§ **DESCRIPTION OF THE TASK**:
Below is a listing; write it out exactly and drop any images from it.

◇ ◇ ◇ ◇

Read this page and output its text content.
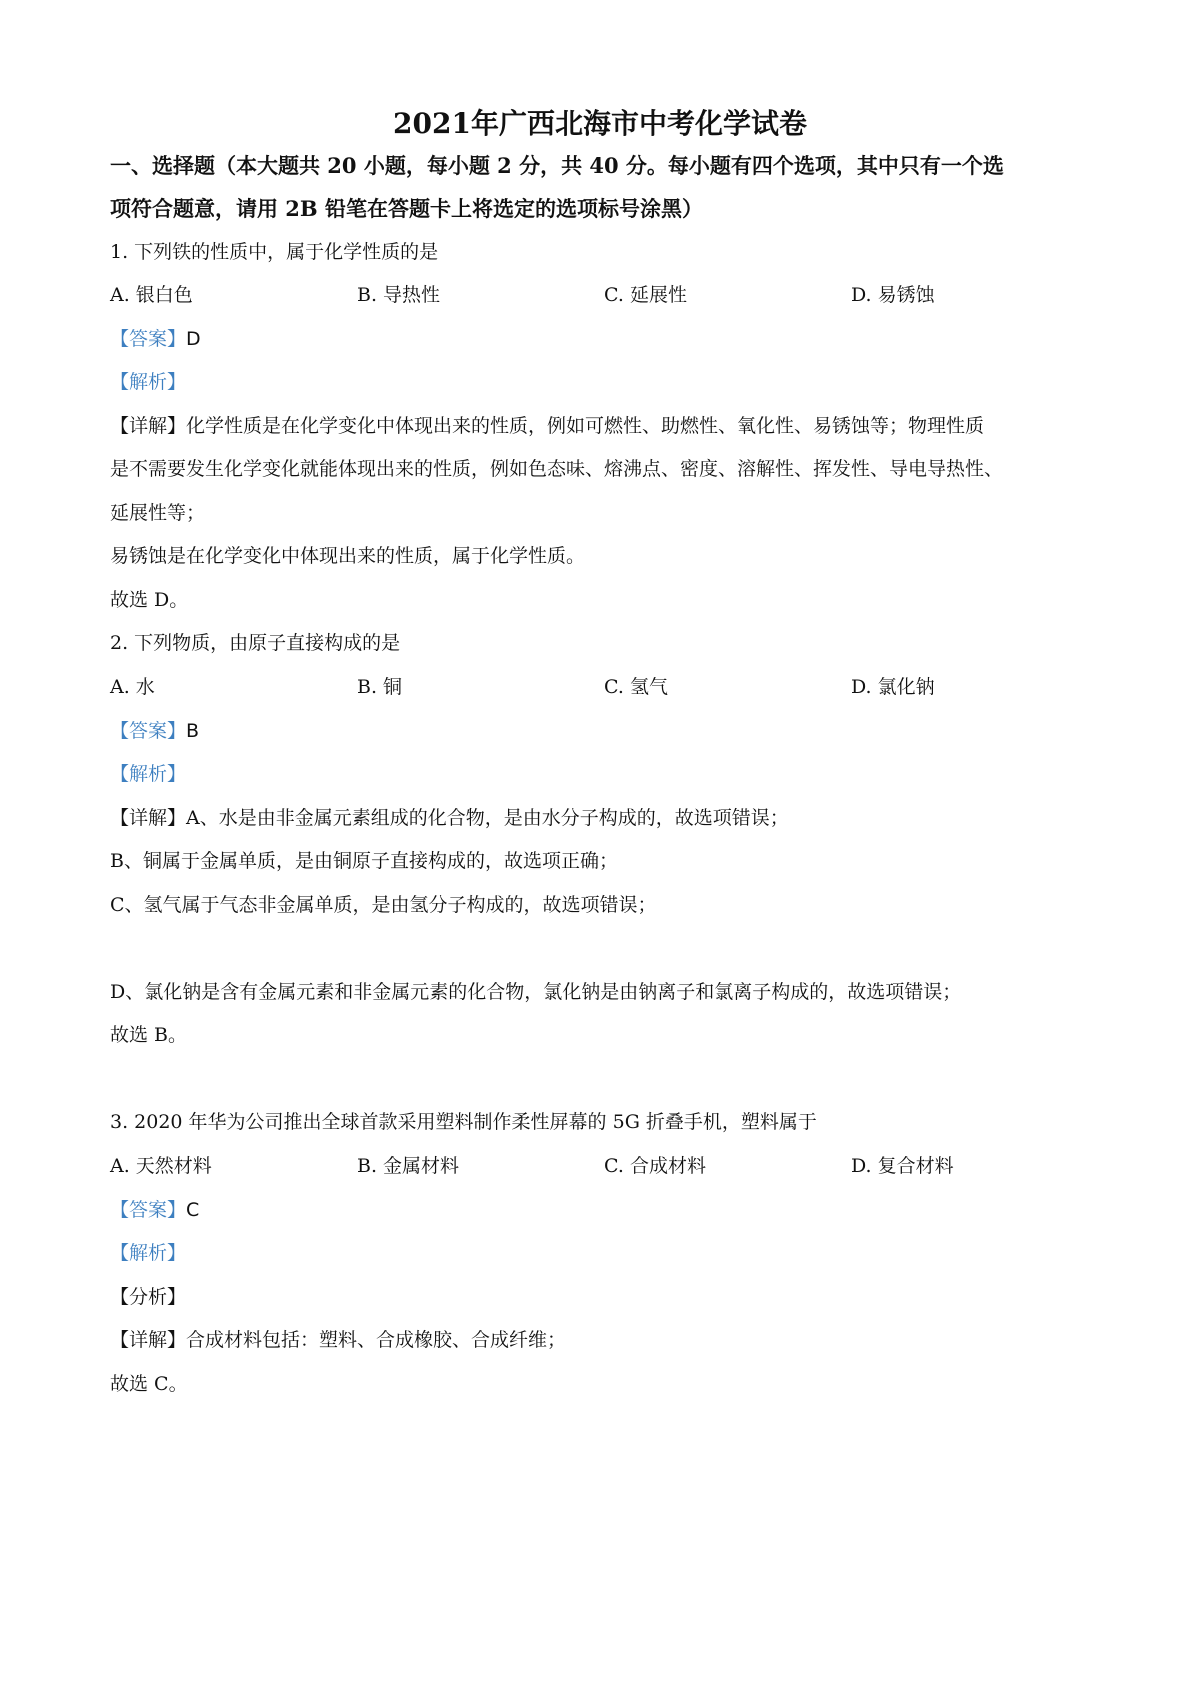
2021年广西北海市中考化学试卷
一、选择题（本大题共 20 小题，每小题 2 分，共 40 分。每小题有四个选项，其中只有一个选
项符合题意，请用 2B 铅笔在答题卡上将选定的选项标号涂黑）
1. 下列铁的性质中，属于化学性质的是
A. 银白色	B. 导热性	C. 延展性	D. 易锈蚀
【答案】D
【解析】
【详解】化学性质是在化学变化中体现出来的性质，例如可燃性、助燃性、氧化性、易锈蚀等；物理性质
是不需要发生化学变化就能体现出来的性质，例如色态味、熔沸点、密度、溶解性、挥发性、导电导热性、
延展性等；
易锈蚀是在化学变化中体现出来的性质，属于化学性质。
故选 D。
2. 下列物质，由原子直接构成的是
A. 水	B. 铜	C. 氢气	D. 氯化钠
【答案】B
【解析】
【详解】A、水是由非金属元素组成的化合物，是由水分子构成的，故选项错误；
B、铜属于金属单质，是由铜原子直接构成的，故选项正确；
C、氢气属于气态非金属单质，是由氢分子构成的，故选项错误；
D、氯化钠是含有金属元素和非金属元素的化合物，氯化钠是由钠离子和氯离子构成的，故选项错误；
故选 B。
3. 2020 年华为公司推出全球首款采用塑料制作柔性屏幕的 5G 折叠手机，塑料属于
A. 天然材料	B. 金属材料	C. 合成材料	D. 复合材料
【答案】C
【解析】
【分析】
【详解】合成材料包括：塑料、合成橡胶、合成纤维；
故选 C。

◇ ◇ ◇ ◇

§ **EXERCISE RESPONSE**:
Read this page and output its text content.
2021年广西北海市中考化学试卷
一、选择题（本大题共 20 小题，每小题 2 分，共 40 分。每小题有四个选项，其中只有一个选
项符合题意，请用 2B 铅笔在答题卡上将选定的选项标号涂黑）
1. 下列铁的性质中，属于化学性质的是
A. 银白色	B. 导热性	C. 延展性	D. 易锈蚀
【答案】D
【解析】
【详解】化学性质是在化学变化中体现出来的性质，例如可燃性、助燃性、氧化性、易锈蚀等；物理性质
是不需要发生化学变化就能体现出来的性质，例如色态味、熔沸点、密度、溶解性、挥发性、导电导热性、
延展性等；
易锈蚀是在化学变化中体现出来的性质，属于化学性质。
故选 D。
2. 下列物质，由原子直接构成的是
A. 水	B. 铜	C. 氢气	D. 氯化钠
【答案】B
【解析】
【详解】A、水是由非金属元素组成的化合物，是由水分子构成的，故选项错误；
B、铜属于金属单质，是由铜原子直接构成的，故选项正确；
C、氢气属于气态非金属单质，是由氢分子构成的，故选项错误；
D、氯化钠是含有金属元素和非金属元素的化合物，氯化钠是由钠离子和氯离子构成的，故选项错误；
故选 B。
3. 2020 年华为公司推出全球首款采用塑料制作柔性屏幕的 5G 折叠手机，塑料属于
A. 天然材料	B. 金属材料	C. 合成材料	D. 复合材料
【答案】C
【解析】
【分析】
【详解】合成材料包括：塑料、合成橡胶、合成纤维；
故选 C。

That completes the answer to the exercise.